SHORT EXERCISE:
Transcribe the entries below exactly; leave every image out.

◇ ◇ ◇ ◇ ◇

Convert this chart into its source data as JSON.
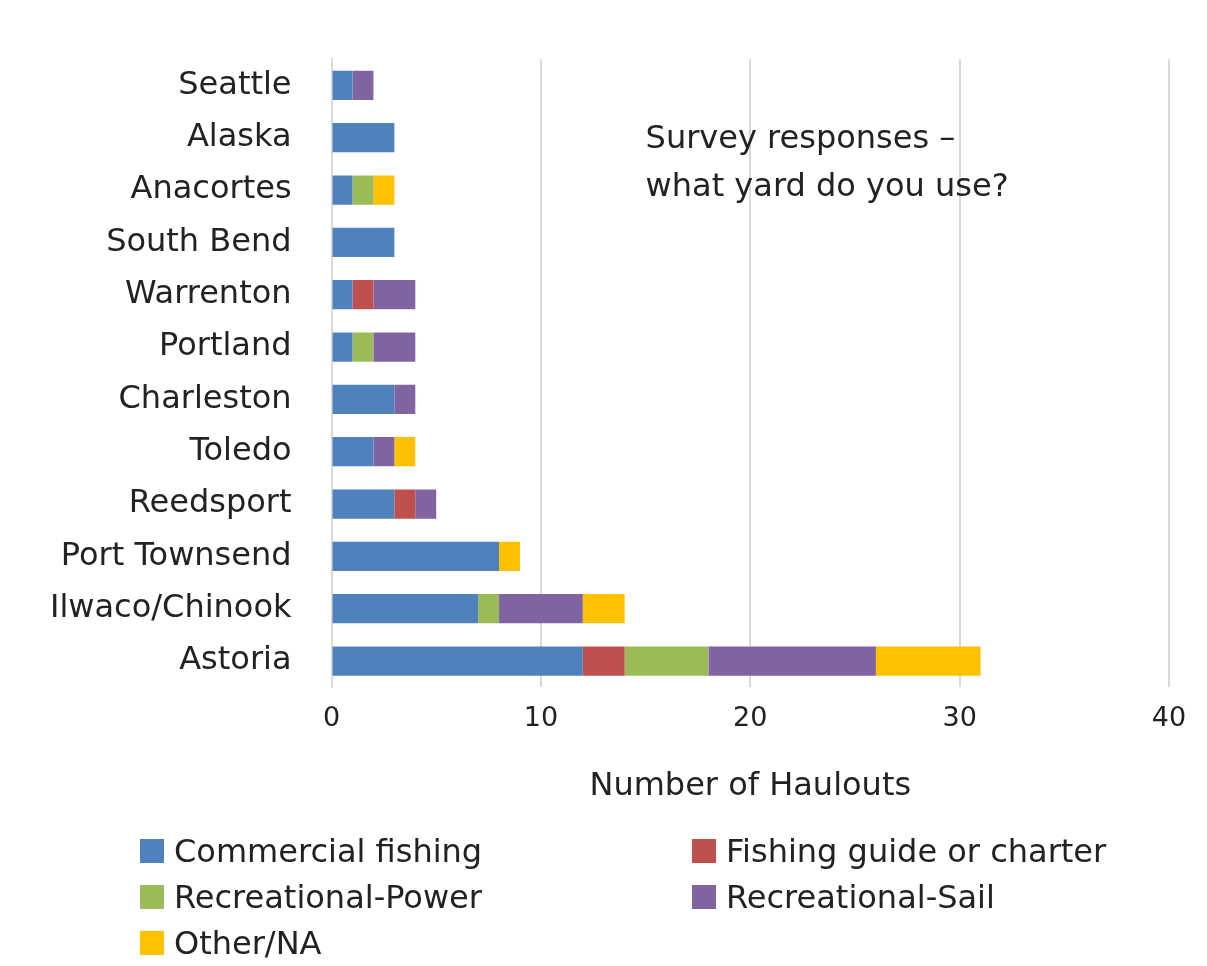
{
  "chart_data": {
    "type": "bar",
    "orientation": "horizontal",
    "stacked": true,
    "categories": [
      "Seattle",
      "Alaska",
      "Anacortes",
      "South Bend",
      "Warrenton",
      "Portland",
      "Charleston",
      "Toledo",
      "Reedsport",
      "Port Townsend",
      "Ilwaco/Chinook",
      "Astoria"
    ],
    "series": [
      {
        "name": "Commercial fishing",
        "color": "#4f81bd",
        "values": [
          1,
          3,
          1,
          3,
          1,
          1,
          3,
          2,
          3,
          8,
          7,
          12
        ]
      },
      {
        "name": "Fishing guide or charter",
        "color": "#c0504d",
        "values": [
          0,
          0,
          0,
          0,
          1,
          0,
          0,
          0,
          1,
          0,
          0,
          2
        ]
      },
      {
        "name": "Recreational-Power",
        "color": "#9bbb59",
        "values": [
          0,
          0,
          1,
          0,
          0,
          1,
          0,
          0,
          0,
          0,
          1,
          4
        ]
      },
      {
        "name": "Recreational-Sail",
        "color": "#8064a2",
        "values": [
          1,
          0,
          0,
          0,
          2,
          2,
          1,
          1,
          1,
          0,
          4,
          8
        ]
      },
      {
        "name": "Other/NA",
        "color": "#ffc000",
        "values": [
          0,
          0,
          1,
          0,
          0,
          0,
          0,
          1,
          0,
          1,
          2,
          5
        ]
      }
    ],
    "xlabel": "Number of Haulouts",
    "xlim": [
      0,
      40
    ],
    "xticks": [
      0,
      10,
      20,
      30,
      40
    ],
    "grid": "x",
    "legend": "bottom",
    "annotations": [
      "Survey responses –\nwhat yard do you use?"
    ]
  }
}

◇ ◇ ◇ ◇ ◇

ANSWER TO THIS PROBLEM:
Convert this chart into its source data as JSON.
{
  "chart_data": {
    "type": "bar",
    "orientation": "horizontal",
    "stacked": true,
    "categories": [
      "Seattle",
      "Alaska",
      "Anacortes",
      "South Bend",
      "Warrenton",
      "Portland",
      "Charleston",
      "Toledo",
      "Reedsport",
      "Port Townsend",
      "Ilwaco/Chinook",
      "Astoria"
    ],
    "series": [
      {
        "name": "Commercial fishing",
        "color": "#4f81bd",
        "values": [
          1,
          3,
          1,
          3,
          1,
          1,
          3,
          2,
          3,
          8,
          7,
          12
        ]
      },
      {
        "name": "Fishing guide or charter",
        "color": "#c0504d",
        "values": [
          0,
          0,
          0,
          0,
          1,
          0,
          0,
          0,
          1,
          0,
          0,
          2
        ]
      },
      {
        "name": "Recreational-Power",
        "color": "#9bbb59",
        "values": [
          0,
          0,
          1,
          0,
          0,
          1,
          0,
          0,
          0,
          0,
          1,
          4
        ]
      },
      {
        "name": "Recreational-Sail",
        "color": "#8064a2",
        "values": [
          1,
          0,
          0,
          0,
          2,
          2,
          1,
          1,
          1,
          0,
          4,
          8
        ]
      },
      {
        "name": "Other/NA",
        "color": "#ffc000",
        "values": [
          0,
          0,
          1,
          0,
          0,
          0,
          0,
          1,
          0,
          1,
          2,
          5
        ]
      }
    ],
    "xlabel": "Number of Haulouts",
    "xlim": [
      0,
      40
    ],
    "xticks": [
      0,
      10,
      20,
      30,
      40
    ],
    "grid": "x",
    "legend": "bottom",
    "annotations": [
      "Survey responses –\nwhat yard do you use?"
    ]
  }
}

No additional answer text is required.